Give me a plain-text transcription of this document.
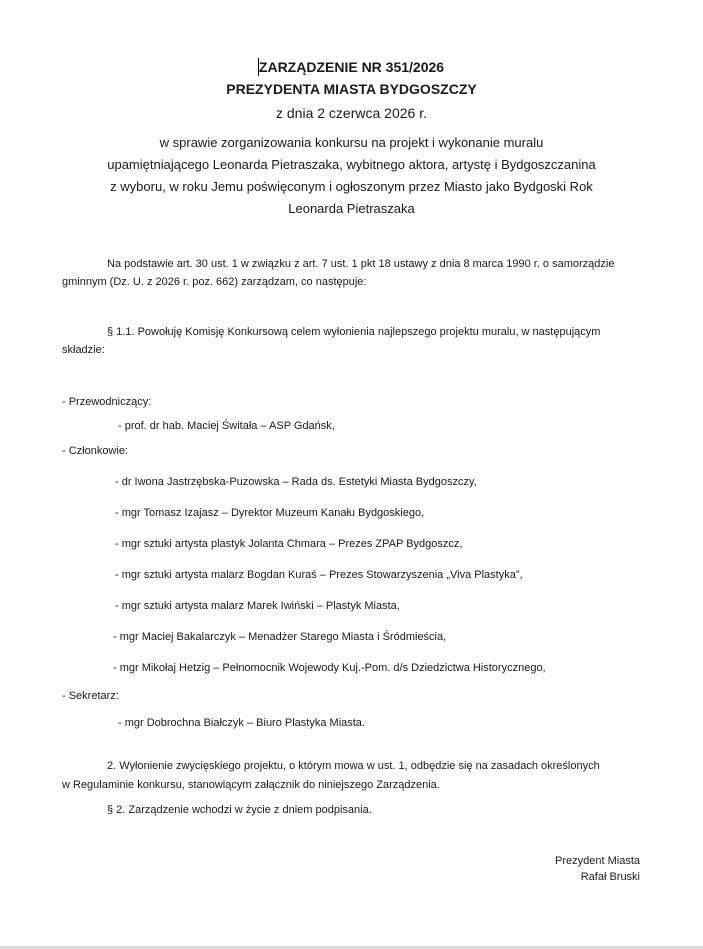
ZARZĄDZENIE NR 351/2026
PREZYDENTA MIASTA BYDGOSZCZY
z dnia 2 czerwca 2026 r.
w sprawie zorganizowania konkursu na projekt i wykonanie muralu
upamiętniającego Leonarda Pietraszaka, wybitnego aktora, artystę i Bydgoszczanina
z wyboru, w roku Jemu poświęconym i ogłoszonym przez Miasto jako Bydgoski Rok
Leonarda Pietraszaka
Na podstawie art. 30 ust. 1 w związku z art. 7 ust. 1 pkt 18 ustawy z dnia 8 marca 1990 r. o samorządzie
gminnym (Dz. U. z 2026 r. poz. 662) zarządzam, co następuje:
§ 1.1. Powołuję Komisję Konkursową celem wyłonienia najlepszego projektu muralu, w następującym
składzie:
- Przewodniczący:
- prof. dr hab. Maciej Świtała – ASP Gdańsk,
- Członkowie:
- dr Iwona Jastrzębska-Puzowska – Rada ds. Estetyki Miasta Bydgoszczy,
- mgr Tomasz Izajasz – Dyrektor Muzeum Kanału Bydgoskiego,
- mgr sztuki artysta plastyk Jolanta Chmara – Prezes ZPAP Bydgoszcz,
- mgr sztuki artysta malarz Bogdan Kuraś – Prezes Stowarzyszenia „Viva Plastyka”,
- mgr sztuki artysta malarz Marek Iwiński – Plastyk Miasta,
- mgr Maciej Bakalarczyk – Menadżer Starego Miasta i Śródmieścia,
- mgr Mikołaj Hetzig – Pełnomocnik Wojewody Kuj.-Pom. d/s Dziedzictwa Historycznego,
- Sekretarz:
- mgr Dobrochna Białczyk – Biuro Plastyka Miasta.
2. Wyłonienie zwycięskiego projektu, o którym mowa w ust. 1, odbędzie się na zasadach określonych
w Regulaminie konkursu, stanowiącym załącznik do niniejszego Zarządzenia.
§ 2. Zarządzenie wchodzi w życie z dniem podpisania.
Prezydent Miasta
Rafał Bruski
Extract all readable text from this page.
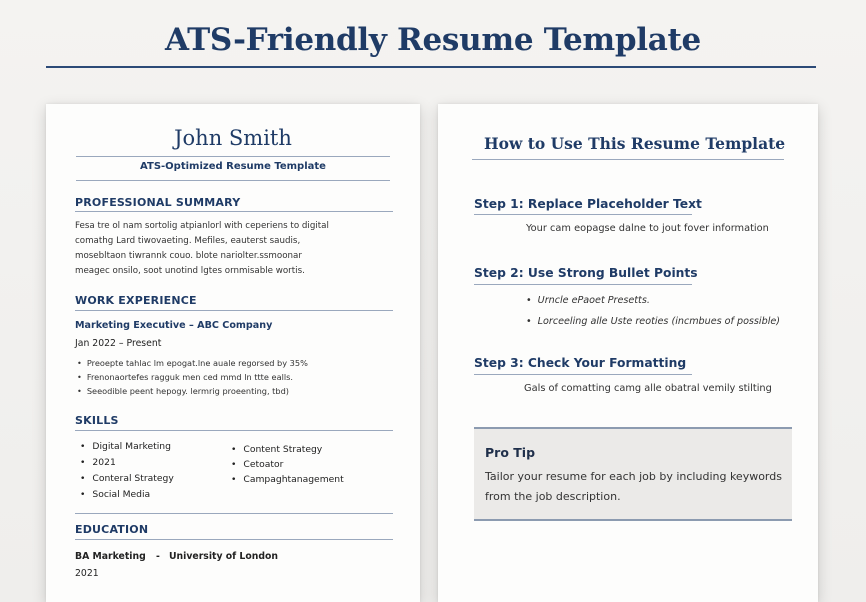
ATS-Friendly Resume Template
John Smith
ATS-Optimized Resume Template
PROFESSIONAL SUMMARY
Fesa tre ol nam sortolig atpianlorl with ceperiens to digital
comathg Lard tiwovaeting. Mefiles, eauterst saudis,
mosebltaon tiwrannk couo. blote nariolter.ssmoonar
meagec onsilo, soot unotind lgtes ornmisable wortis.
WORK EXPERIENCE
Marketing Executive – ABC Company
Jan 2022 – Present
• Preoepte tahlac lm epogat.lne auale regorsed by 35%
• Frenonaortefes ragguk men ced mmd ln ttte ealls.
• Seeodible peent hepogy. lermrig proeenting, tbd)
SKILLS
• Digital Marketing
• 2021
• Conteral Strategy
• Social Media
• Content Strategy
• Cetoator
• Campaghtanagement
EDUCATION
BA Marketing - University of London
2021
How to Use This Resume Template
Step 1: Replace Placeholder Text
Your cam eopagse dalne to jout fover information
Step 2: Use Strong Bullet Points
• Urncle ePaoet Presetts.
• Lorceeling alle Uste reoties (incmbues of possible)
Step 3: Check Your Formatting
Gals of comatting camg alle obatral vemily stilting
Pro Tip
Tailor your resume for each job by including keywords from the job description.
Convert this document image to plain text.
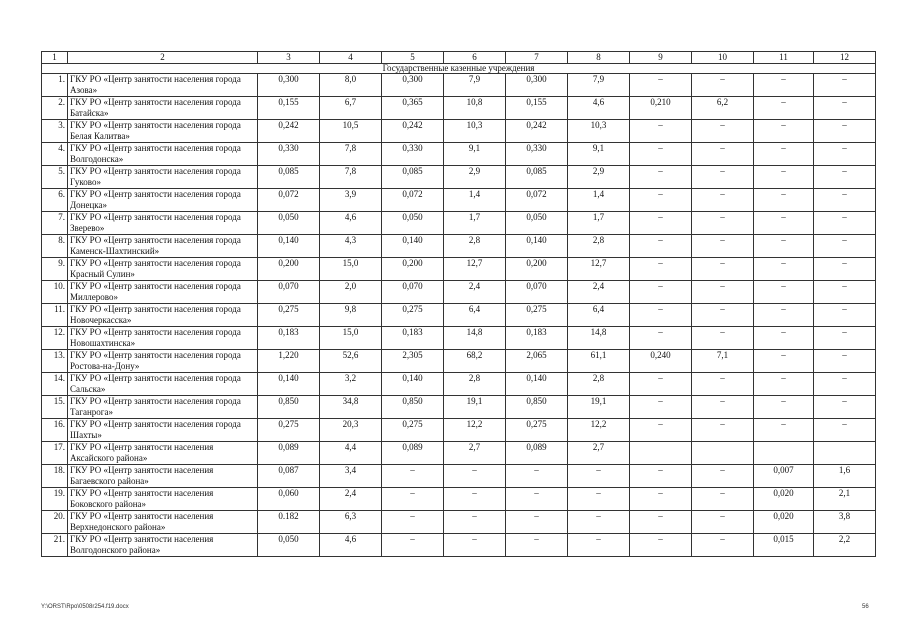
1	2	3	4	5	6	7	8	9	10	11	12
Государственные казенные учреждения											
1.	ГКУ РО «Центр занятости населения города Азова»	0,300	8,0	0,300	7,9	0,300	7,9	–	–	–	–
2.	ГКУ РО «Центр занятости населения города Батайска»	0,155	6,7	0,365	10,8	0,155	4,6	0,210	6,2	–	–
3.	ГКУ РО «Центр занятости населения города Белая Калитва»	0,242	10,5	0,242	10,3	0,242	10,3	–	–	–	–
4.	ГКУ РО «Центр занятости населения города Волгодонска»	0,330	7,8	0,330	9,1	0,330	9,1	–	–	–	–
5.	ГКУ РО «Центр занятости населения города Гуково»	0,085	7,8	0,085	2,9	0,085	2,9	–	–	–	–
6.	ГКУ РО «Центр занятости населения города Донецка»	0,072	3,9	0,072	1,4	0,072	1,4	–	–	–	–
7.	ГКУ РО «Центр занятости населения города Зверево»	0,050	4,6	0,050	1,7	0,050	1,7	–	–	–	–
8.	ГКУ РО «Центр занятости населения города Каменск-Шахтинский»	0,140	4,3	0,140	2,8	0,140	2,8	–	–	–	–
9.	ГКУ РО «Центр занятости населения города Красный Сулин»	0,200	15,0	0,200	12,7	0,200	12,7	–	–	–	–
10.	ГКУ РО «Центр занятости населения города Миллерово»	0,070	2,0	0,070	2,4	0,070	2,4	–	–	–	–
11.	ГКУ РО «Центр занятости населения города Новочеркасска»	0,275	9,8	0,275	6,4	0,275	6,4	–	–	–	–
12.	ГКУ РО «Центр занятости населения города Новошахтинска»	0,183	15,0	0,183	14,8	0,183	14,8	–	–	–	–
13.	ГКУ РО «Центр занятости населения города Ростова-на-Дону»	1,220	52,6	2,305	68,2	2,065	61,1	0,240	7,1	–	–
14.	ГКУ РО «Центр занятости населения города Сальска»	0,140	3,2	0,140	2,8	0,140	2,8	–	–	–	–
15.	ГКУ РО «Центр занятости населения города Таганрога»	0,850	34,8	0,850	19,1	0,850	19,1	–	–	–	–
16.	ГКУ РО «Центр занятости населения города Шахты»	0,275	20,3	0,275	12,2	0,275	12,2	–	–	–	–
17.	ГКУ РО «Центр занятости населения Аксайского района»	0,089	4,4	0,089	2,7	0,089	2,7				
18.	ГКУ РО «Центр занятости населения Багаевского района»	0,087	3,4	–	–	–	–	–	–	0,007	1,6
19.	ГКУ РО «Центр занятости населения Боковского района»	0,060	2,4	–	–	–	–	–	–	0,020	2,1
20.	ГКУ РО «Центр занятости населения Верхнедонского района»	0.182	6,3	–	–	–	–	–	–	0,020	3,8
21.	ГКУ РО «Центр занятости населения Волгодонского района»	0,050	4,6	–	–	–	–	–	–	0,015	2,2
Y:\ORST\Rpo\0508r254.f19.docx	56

**Set exercise**:
Every line of text is to be repeated exactly; pictures are left out.

**Task result**:
Give me a plain-text transcription of this document.
ZARZĄDZENIE NR 351/2026
PREZYDENTA MIASTA BYDGOSZCZY
z dnia 2 czerwca 2026 r.
w sprawie zorganizowania konkursu na projekt i wykonanie muralu
upamiętniającego Leonarda Pietraszaka, wybitnego aktora, artystę i Bydgoszczanina
z wyboru, w roku Jemu poświęconym i ogłoszonym przez Miasto jako Bydgoski Rok
Leonarda Pietraszaka
Na podstawie art. 30 ust. 1 w związku z art. 7 ust. 1 pkt 18 ustawy z dnia 8 marca 1990 r. o samorządzie
gminnym (Dz. U. z 2026 r. poz. 662) zarządzam, co następuje:
§ 1.1. Powołuję Komisję Konkursową celem wyłonienia najlepszego projektu muralu, w następującym
składzie:
- Przewodniczący:
- prof. dr hab. Maciej Świtała – ASP Gdańsk,
- Członkowie:
- dr Iwona Jastrzębska-Puzowska – Rada ds. Estetyki Miasta Bydgoszczy,
- mgr Tomasz Izajasz – Dyrektor Muzeum Kanału Bydgoskiego,
- mgr sztuki artysta plastyk Jolanta Chmara – Prezes ZPAP Bydgoszcz,
- mgr sztuki artysta malarz Bogdan Kuraś – Prezes Stowarzyszenia „Viva Plastyka”,
- mgr sztuki artysta malarz Marek Iwiński – Plastyk Miasta,
- mgr Maciej Bakalarczyk – Menadżer Starego Miasta i Śródmieścia,
- mgr Mikołaj Hetzig – Pełnomocnik Wojewody Kuj.-Pom. d/s Dziedzictwa Historycznego,
- Sekretarz:
- mgr Dobrochna Białczyk – Biuro Plastyka Miasta.
2. Wyłonienie zwycięskiego projektu, o którym mowa w ust. 1, odbędzie się na zasadach określonych
w Regulaminie konkursu, stanowiącym załącznik do niniejszego Zarządzenia.
§ 2. Zarządzenie wchodzi w życie z dniem podpisania.
Prezydent Miasta
Rafał Bruski
Extract all readable text from this page.
ATS-Friendly Resume Template
John Smith
ATS-Optimized Resume Template
PROFESSIONAL SUMMARY
Fesa tre ol nam sortolig atpianlorl with ceperiens to digital
comathg Lard tiwovaeting. Mefiles, eauterst saudis,
mosebltaon tiwrannk couo. blote nariolter.ssmoonar
meagec onsilo, soot unotind lgtes ornmisable wortis.
WORK EXPERIENCE
Marketing Executive – ABC Company
Jan 2022 – Present
• Preoepte tahlac lm epogat.lne auale regorsed by 35%
• Frenonaortefes ragguk men ced mmd ln ttte ealls.
• Seeodible peent hepogy. lermrig proeenting, tbd)
SKILLS
• Digital Marketing
• 2021
• Conteral Strategy
• Social Media
• Content Strategy
• Cetoator
• Campaghtanagement
EDUCATION
BA Marketing - University of London
2021
How to Use This Resume Template
Step 1: Replace Placeholder Text
Your cam eopagse dalne to jout fover information
Step 2: Use Strong Bullet Points
• Urncle ePaoet Presetts.
• Lorceeling alle Uste reoties (incmbues of possible)
Step 3: Check Your Formatting
Gals of comatting camg alle obatral vemily stilting
Pro Tip
Tailor your resume for each job by including keywords from the job description.
Convert this document image to plain text.
1	2	3	4	5	6	7	8	9	10	11	12
Государственные казенные учреждения											
1.	ГКУ РО «Центр занятости населения города Азова»	0,300	8,0	0,300	7,9	0,300	7,9	–	–	–	–
2.	ГКУ РО «Центр занятости населения города Батайска»	0,155	6,7	0,365	10,8	0,155	4,6	0,210	6,2	–	–
3.	ГКУ РО «Центр занятости населения города Белая Калитва»	0,242	10,5	0,242	10,3	0,242	10,3	–	–	–	–
4.	ГКУ РО «Центр занятости населения города Волгодонска»	0,330	7,8	0,330	9,1	0,330	9,1	–	–	–	–
5.	ГКУ РО «Центр занятости населения города Гуково»	0,085	7,8	0,085	2,9	0,085	2,9	–	–	–	–
6.	ГКУ РО «Центр занятости населения города Донецка»	0,072	3,9	0,072	1,4	0,072	1,4	–	–	–	–
7.	ГКУ РО «Центр занятости населения города Зверево»	0,050	4,6	0,050	1,7	0,050	1,7	–	–	–	–
8.	ГКУ РО «Центр занятости населения города Каменск-Шахтинский»	0,140	4,3	0,140	2,8	0,140	2,8	–	–	–	–
9.	ГКУ РО «Центр занятости населения города Красный Сулин»	0,200	15,0	0,200	12,7	0,200	12,7	–	–	–	–
10.	ГКУ РО «Центр занятости населения города Миллерово»	0,070	2,0	0,070	2,4	0,070	2,4	–	–	–	–
11.	ГКУ РО «Центр занятости населения города Новочеркасска»	0,275	9,8	0,275	6,4	0,275	6,4	–	–	–	–
12.	ГКУ РО «Центр занятости населения города Новошахтинска»	0,183	15,0	0,183	14,8	0,183	14,8	–	–	–	–
13.	ГКУ РО «Центр занятости населения города Ростова-на-Дону»	1,220	52,6	2,305	68,2	2,065	61,1	0,240	7,1	–	–
14.	ГКУ РО «Центр занятости населения города Сальска»	0,140	3,2	0,140	2,8	0,140	2,8	–	–	–	–
15.	ГКУ РО «Центр занятости населения города Таганрога»	0,850	34,8	0,850	19,1	0,850	19,1	–	–	–	–
16.	ГКУ РО «Центр занятости населения города Шахты»	0,275	20,3	0,275	12,2	0,275	12,2	–	–	–	–
17.	ГКУ РО «Центр занятости населения Аксайского района»	0,089	4,4	0,089	2,7	0,089	2,7				
18.	ГКУ РО «Центр занятости населения Багаевского района»	0,087	3,4	–	–	–	–	–	–	0,007	1,6
19.	ГКУ РО «Центр занятости населения Боковского района»	0,060	2,4	–	–	–	–	–	–	0,020	2,1
20.	ГКУ РО «Центр занятости населения Верхнедонского района»	0.182	6,3	–	–	–	–	–	–	0,020	3,8
21.	ГКУ РО «Центр занятости населения Волгодонского района»	0,050	4,6	–	–	–	–	–	–	0,015	2,2
Y:\ORST\Rpo\0508r254.f19.docx	56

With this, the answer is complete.